**SET TASK**
Convert every line of the records below into a Markdown table with the columns Row and Text, numbering each row and omitting blank lines.
··········
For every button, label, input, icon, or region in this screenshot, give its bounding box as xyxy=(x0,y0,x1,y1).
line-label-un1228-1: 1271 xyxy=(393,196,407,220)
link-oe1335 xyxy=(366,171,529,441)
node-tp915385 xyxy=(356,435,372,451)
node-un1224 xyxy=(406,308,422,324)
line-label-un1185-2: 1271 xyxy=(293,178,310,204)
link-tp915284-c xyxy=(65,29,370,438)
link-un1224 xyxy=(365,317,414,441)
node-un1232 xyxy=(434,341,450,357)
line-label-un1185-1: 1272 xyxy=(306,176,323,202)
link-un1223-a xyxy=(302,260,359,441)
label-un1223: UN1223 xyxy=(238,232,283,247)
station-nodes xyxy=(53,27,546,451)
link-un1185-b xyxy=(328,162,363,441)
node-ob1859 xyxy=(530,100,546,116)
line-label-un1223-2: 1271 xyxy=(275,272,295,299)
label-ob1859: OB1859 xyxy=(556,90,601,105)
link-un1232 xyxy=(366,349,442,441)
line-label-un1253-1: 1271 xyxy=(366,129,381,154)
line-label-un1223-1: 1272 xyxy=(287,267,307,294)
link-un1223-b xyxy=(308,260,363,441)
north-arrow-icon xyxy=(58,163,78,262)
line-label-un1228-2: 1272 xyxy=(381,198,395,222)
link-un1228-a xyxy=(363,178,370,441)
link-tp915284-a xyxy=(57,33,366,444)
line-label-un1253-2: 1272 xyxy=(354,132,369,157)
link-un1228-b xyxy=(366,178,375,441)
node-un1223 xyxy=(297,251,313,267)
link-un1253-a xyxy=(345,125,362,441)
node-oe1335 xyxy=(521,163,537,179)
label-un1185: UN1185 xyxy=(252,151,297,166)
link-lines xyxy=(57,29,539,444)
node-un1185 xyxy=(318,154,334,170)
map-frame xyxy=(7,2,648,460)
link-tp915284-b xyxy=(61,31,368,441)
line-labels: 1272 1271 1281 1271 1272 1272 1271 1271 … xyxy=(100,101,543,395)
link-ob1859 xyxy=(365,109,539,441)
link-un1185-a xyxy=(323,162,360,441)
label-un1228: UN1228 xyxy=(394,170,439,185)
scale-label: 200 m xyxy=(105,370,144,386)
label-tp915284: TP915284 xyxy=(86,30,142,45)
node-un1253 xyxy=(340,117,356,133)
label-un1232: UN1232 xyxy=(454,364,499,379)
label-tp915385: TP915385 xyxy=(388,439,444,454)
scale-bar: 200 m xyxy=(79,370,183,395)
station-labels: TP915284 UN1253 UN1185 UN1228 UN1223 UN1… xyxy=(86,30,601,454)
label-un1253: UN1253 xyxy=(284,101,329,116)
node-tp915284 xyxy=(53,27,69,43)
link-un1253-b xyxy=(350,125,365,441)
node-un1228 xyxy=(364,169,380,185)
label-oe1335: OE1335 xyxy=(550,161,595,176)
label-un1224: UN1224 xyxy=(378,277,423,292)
··········
**REPLY TO THE TASK**
| Row | Text |
|---|---|
| 1 | For every button, label, input, icon, or region in this screenshot, give its bounding box as xyxy=(x0,y0,x1,y1). |
| 2 | line-label-un1228-1: 1271 xyxy=(393,196,407,220) |
| 3 | link-oe1335 xyxy=(366,171,529,441) |
| 4 | node-tp915385 xyxy=(356,435,372,451) |
| 5 | node-un1224 xyxy=(406,308,422,324) |
| 6 | line-label-un1185-2: 1271 xyxy=(293,178,310,204) |
| 7 | link-tp915284-c xyxy=(65,29,370,438) |
| 8 | link-un1224 xyxy=(365,317,414,441) |
| 9 | node-un1232 xyxy=(434,341,450,357) |
| 10 | line-label-un1185-1: 1272 xyxy=(306,176,323,202) |
| 11 | link-un1223-a xyxy=(302,260,359,441) |
| 12 | label-un1223: UN1223 xyxy=(238,232,283,247) |
| 13 | station-nodes xyxy=(53,27,546,451) |
| 14 | link-un1185-b xyxy=(328,162,363,441) |
| 15 | node-ob1859 xyxy=(530,100,546,116) |
| 16 | line-label-un1223-2: 1271 xyxy=(275,272,295,299) |
| 17 | label-ob1859: OB1859 xyxy=(556,90,601,105) |
| 18 | link-un1232 xyxy=(366,349,442,441) |
| 19 | line-label-un1253-1: 1271 xyxy=(366,129,381,154) |
| 20 | line-label-un1223-1: 1272 xyxy=(287,267,307,294) |
| 21 | link-un1223-b xyxy=(308,260,363,441) |
| 22 | north-arrow-icon xyxy=(58,163,78,262) |
| 23 | line-label-un1228-2: 1272 xyxy=(381,198,395,222) |
| 24 | link-un1228-a xyxy=(363,178,370,441) |
| 25 | link-tp915284-a xyxy=(57,33,366,444) |
| 26 | line-label-un1253-2: 1272 xyxy=(354,132,369,157) |
| 27 | link-un1228-b xyxy=(366,178,375,441) |
| 28 | node-un1223 xyxy=(297,251,313,267) |
| 29 | link-un1253-a xyxy=(345,125,362,441) |
| 30 | node-oe1335 xyxy=(521,163,537,179) |
| 31 | label-un1185: UN1185 xyxy=(252,151,297,166) |
| 32 | link-lines xyxy=(57,29,539,444) |
| 33 | node-un1185 xyxy=(318,154,334,170) |
| 34 | map-frame xyxy=(7,2,648,460) |
| 35 | link-tp915284-b xyxy=(61,31,368,441) |
| 36 | line-labels: 1272 1271 1281 1271 1272 1272 1271 1271 … xyxy=(100,101,543,395) |
| 37 | link-ob1859 xyxy=(365,109,539,441) |
| 38 | link-un1185-a xyxy=(323,162,360,441) |
| 39 | label-un1228: UN1228 xyxy=(394,170,439,185) |
| 40 | scale-label: 200 m xyxy=(105,370,144,386) |
| 41 | label-tp915284: TP915284 xyxy=(86,30,142,45) |
| 42 | node-un1253 xyxy=(340,117,356,133) |
| 43 | label-un1232: UN1232 xyxy=(454,364,499,379) |
| 44 | label-tp915385: TP915385 xyxy=(388,439,444,454) |
| 45 | scale-bar: 200 m xyxy=(79,370,183,395) |
| 46 | station-labels: TP915284 UN1253 UN1185 UN1228 UN1223 UN1… xyxy=(86,30,601,454) |
| 47 | label-un1253: UN1253 xyxy=(284,101,329,116) |
| 48 | node-tp915284 xyxy=(53,27,69,43) |
| 49 | link-un1253-b xyxy=(350,125,365,441) |
| 50 | node-un1228 xyxy=(364,169,380,185) |
| 51 | label-oe1335: OE1335 xyxy=(550,161,595,176) |
| 52 | label-un1224: UN1224 xyxy=(378,277,423,292) |